*WHAT IS ASKED*
Extract each line of the records below that contains the word "modo".

__________

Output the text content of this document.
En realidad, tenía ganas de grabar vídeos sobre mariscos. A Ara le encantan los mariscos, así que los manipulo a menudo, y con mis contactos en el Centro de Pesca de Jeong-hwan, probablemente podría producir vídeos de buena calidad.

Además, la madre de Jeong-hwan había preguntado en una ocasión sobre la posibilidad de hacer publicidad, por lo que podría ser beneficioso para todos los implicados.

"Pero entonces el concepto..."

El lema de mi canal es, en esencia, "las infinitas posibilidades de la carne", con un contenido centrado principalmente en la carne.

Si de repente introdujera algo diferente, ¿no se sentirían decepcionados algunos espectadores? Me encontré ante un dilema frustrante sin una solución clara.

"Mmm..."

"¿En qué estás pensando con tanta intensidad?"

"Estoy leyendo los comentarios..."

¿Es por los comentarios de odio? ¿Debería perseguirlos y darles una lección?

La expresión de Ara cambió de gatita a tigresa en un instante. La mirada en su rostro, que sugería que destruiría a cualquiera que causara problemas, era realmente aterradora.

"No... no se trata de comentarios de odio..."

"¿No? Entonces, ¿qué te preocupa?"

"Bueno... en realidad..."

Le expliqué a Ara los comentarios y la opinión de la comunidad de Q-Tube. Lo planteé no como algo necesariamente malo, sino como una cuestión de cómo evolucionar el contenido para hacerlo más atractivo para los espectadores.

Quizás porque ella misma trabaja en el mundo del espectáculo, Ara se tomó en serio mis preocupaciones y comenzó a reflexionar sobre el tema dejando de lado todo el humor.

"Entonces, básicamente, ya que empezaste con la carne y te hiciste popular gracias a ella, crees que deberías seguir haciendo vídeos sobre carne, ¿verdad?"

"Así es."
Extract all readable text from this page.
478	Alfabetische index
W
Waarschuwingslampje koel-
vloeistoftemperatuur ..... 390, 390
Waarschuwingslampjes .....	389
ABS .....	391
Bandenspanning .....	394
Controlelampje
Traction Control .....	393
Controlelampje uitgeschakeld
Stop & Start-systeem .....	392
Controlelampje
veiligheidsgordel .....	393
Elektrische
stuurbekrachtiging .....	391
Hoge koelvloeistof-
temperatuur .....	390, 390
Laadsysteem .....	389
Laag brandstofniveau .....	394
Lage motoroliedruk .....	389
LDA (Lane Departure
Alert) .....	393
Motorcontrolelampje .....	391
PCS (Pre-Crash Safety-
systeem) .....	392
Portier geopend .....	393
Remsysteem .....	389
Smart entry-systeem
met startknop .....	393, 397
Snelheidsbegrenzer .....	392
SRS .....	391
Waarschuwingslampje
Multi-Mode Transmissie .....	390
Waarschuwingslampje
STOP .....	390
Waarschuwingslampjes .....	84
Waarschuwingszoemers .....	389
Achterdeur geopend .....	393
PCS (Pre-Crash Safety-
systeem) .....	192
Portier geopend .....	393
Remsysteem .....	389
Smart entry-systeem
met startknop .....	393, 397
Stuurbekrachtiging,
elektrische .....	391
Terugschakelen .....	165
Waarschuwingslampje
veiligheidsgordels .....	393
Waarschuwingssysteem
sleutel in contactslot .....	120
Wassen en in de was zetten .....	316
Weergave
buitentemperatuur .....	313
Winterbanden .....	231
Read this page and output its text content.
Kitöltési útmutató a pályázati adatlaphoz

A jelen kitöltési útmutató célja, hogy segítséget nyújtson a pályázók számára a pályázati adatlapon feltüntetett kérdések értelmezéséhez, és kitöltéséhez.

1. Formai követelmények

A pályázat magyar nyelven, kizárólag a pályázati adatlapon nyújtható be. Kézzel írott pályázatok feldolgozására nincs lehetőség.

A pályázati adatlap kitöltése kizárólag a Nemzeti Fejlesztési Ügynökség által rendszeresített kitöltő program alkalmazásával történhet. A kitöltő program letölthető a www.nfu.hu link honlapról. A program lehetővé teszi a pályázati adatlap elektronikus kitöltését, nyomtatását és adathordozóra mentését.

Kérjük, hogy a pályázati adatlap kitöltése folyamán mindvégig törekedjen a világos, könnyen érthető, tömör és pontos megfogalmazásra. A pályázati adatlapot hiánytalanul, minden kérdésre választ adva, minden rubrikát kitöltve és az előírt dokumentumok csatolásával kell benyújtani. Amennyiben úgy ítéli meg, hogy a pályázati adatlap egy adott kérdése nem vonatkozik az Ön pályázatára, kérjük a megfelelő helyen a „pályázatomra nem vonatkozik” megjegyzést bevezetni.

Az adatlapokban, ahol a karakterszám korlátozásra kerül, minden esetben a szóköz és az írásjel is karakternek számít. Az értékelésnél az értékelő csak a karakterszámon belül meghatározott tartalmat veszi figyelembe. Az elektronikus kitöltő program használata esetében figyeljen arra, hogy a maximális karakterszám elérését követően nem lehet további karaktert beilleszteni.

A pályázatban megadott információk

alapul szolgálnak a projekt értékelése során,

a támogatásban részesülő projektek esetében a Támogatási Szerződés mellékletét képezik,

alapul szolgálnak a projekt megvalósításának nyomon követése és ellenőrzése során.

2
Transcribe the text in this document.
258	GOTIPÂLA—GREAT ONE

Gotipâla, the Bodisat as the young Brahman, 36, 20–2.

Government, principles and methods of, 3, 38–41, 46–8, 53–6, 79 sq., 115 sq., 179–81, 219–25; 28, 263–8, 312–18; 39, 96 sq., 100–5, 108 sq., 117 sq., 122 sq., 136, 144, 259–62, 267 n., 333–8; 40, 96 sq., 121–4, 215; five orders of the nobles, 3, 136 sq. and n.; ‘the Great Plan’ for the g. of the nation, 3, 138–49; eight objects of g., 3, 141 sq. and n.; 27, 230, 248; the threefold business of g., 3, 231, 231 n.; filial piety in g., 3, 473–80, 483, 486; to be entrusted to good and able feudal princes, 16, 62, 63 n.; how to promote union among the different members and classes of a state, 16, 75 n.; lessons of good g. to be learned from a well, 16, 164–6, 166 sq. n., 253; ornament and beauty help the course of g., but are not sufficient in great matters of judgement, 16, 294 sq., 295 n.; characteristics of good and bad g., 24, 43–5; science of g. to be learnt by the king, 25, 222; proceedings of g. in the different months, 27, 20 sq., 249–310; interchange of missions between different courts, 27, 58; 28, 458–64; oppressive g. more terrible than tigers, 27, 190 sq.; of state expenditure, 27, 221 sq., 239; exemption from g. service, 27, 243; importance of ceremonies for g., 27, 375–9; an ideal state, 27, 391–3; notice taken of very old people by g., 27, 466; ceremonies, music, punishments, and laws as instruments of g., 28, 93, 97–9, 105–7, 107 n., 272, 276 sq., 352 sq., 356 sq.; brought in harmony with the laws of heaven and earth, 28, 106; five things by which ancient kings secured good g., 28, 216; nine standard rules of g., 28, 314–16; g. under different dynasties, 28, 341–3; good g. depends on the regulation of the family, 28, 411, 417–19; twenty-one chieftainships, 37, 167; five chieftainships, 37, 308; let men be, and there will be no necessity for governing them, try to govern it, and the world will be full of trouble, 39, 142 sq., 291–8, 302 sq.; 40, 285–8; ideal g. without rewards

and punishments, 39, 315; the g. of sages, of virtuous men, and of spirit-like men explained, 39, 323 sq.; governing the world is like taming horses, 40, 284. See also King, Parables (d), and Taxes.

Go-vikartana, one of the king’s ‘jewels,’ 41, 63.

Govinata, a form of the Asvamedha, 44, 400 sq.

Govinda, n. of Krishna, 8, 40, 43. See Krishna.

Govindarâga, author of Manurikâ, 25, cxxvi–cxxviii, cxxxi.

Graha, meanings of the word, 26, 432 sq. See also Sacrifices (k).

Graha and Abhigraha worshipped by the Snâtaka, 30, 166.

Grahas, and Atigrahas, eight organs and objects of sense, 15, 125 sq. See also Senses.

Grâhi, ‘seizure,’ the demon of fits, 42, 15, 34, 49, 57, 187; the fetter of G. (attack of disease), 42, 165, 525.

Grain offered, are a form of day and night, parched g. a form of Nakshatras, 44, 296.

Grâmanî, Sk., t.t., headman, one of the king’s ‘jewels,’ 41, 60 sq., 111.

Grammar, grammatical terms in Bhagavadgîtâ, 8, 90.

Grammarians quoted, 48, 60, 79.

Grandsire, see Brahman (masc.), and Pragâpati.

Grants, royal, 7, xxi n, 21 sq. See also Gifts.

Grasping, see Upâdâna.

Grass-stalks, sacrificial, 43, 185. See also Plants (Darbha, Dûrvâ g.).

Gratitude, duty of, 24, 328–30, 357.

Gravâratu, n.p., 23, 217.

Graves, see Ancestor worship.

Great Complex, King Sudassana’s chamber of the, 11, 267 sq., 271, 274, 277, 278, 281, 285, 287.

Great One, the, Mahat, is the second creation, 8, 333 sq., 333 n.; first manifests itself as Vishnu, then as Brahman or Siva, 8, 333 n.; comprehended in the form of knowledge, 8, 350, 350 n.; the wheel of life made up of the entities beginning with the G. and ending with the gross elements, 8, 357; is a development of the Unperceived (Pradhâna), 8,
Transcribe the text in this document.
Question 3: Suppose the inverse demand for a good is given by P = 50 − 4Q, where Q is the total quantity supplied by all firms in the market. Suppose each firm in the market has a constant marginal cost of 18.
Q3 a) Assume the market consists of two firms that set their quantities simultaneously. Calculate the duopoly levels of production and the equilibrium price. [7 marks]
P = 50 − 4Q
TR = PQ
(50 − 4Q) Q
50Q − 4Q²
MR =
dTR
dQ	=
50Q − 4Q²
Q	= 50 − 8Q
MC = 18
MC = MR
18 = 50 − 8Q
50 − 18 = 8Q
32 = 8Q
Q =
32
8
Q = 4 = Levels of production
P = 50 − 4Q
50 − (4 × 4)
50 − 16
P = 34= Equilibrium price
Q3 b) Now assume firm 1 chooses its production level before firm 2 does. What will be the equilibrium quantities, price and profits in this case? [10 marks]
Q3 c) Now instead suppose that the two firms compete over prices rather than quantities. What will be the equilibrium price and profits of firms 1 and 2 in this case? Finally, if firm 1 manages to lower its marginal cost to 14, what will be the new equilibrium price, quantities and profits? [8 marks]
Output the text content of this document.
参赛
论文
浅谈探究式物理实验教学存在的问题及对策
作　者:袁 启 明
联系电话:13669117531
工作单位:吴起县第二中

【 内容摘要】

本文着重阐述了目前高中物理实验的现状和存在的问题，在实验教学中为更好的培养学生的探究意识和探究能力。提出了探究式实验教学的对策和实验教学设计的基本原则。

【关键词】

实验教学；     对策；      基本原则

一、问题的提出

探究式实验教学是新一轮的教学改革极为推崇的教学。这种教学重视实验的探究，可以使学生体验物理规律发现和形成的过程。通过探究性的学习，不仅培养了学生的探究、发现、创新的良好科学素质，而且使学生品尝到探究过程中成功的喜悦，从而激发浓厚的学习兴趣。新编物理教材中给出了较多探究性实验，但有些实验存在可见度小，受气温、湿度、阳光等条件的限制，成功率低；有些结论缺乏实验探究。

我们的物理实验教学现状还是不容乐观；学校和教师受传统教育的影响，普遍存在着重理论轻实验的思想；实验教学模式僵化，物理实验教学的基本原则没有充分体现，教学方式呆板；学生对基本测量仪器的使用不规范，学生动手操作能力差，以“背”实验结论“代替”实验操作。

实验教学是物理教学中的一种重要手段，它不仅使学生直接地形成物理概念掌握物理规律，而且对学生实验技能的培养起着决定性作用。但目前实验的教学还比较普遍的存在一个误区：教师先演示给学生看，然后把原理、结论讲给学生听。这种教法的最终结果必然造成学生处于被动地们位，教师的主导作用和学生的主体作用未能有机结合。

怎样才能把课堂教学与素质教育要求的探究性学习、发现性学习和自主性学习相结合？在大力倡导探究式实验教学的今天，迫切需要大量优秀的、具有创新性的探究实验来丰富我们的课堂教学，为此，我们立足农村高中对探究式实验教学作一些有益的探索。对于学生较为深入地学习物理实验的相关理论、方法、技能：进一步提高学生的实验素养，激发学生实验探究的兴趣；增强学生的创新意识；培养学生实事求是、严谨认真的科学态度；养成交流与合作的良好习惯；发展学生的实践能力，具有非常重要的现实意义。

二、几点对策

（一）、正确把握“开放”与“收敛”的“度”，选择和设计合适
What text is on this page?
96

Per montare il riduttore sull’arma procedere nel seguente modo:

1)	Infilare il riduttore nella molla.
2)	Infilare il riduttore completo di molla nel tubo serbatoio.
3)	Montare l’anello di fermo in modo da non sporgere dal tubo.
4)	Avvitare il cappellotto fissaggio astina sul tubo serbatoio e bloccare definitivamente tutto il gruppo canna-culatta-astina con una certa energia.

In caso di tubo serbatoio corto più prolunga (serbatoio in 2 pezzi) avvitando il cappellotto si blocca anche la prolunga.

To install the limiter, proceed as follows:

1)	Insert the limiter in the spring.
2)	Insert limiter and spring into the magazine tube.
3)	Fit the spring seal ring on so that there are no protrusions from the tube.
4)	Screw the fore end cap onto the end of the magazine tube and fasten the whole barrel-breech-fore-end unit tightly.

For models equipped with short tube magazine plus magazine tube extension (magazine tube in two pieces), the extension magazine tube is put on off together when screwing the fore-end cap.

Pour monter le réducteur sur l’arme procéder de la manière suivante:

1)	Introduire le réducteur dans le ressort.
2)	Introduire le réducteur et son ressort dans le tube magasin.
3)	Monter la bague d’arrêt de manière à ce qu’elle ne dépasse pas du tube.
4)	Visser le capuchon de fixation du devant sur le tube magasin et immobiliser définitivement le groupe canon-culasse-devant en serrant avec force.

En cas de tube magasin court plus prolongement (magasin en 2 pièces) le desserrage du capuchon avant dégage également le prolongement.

__________

*WRITTEN RESPONSE*
Per montare il riduttore sull’arma procedere nel seguente modo:
3)	Montare l’anello di fermo in modo da non sporgere dal tubo.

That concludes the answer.